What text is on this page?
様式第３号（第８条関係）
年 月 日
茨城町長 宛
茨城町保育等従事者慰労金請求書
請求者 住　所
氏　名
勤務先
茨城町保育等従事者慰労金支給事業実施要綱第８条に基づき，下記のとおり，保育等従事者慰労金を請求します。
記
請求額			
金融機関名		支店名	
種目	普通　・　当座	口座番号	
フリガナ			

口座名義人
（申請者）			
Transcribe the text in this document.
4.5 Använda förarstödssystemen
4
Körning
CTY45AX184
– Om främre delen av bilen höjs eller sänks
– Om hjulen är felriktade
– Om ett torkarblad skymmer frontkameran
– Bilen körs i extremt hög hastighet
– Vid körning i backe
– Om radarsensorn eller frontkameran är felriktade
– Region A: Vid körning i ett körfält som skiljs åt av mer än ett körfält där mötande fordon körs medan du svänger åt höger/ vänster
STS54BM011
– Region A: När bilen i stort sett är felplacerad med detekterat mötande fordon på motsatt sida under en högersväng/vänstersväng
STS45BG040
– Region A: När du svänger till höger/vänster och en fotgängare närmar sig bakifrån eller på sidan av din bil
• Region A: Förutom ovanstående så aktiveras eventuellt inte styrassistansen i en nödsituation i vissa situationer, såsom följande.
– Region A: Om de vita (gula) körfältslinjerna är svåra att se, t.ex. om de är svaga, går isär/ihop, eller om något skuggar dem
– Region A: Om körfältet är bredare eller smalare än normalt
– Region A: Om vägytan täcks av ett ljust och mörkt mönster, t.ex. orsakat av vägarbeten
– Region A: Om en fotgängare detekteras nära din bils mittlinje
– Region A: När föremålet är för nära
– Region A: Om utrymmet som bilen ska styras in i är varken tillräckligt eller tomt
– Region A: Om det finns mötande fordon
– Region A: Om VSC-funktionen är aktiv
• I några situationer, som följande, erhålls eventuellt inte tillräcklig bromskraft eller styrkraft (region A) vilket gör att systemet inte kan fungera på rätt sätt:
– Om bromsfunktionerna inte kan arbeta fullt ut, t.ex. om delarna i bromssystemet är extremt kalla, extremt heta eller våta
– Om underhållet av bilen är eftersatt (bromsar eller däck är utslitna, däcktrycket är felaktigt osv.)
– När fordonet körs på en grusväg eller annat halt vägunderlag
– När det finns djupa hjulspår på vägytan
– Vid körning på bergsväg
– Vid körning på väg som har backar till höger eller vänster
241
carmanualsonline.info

------------------------------------------------------------

SHORT EXERCISE: Print all of the data exactly as it was given.

RESPONSE:
What text is on this page?
様式第３号（第８条関係）
年 月 日
茨城町長 宛
茨城町保育等従事者慰労金請求書
請求者 住　所
氏　名
勤務先
茨城町保育等従事者慰労金支給事業実施要綱第８条に基づき，下記のとおり，保育等従事者慰労金を請求します。
記
請求額			
金融機関名		支店名	
種目	普通　・　当座	口座番号	
フリガナ			

口座名義人
（申請者）			
Transcribe the text in this document.
4.5 Använda förarstödssystemen
4
Körning
CTY45AX184
– Om främre delen av bilen höjs eller sänks
– Om hjulen är felriktade
– Om ett torkarblad skymmer frontkameran
– Bilen körs i extremt hög hastighet
– Vid körning i backe
– Om radarsensorn eller frontkameran är felriktade
– Region A: Vid körning i ett körfält som skiljs åt av mer än ett körfält där mötande fordon körs medan du svänger åt höger/ vänster
STS54BM011
– Region A: När bilen i stort sett är felplacerad med detekterat mötande fordon på motsatt sida under en högersväng/vänstersväng
STS45BG040
– Region A: När du svänger till höger/vänster och en fotgängare närmar sig bakifrån eller på sidan av din bil
• Region A: Förutom ovanstående så aktiveras eventuellt inte styrassistansen i en nödsituation i vissa situationer, såsom följande.
– Region A: Om de vita (gula) körfältslinjerna är svåra att se, t.ex. om de är svaga, går isär/ihop, eller om något skuggar dem
– Region A: Om körfältet är bredare eller smalare än normalt
– Region A: Om vägytan täcks av ett ljust och mörkt mönster, t.ex. orsakat av vägarbeten
– Region A: Om en fotgängare detekteras nära din bils mittlinje
– Region A: När föremålet är för nära
– Region A: Om utrymmet som bilen ska styras in i är varken tillräckligt eller tomt
– Region A: Om det finns mötande fordon
– Region A: Om VSC-funktionen är aktiv
• I några situationer, som följande, erhålls eventuellt inte tillräcklig bromskraft eller styrkraft (region A) vilket gör att systemet inte kan fungera på rätt sätt:
– Om bromsfunktionerna inte kan arbeta fullt ut, t.ex. om delarna i bromssystemet är extremt kalla, extremt heta eller våta
– Om underhållet av bilen är eftersatt (bromsar eller däck är utslitna, däcktrycket är felaktigt osv.)
– När fordonet körs på en grusväg eller annat halt vägunderlag
– När det finns djupa hjulspår på vägytan
– Vid körning på bergsväg
– Vid körning på väg som har backar till höger eller vänster
241
carmanualsonline.info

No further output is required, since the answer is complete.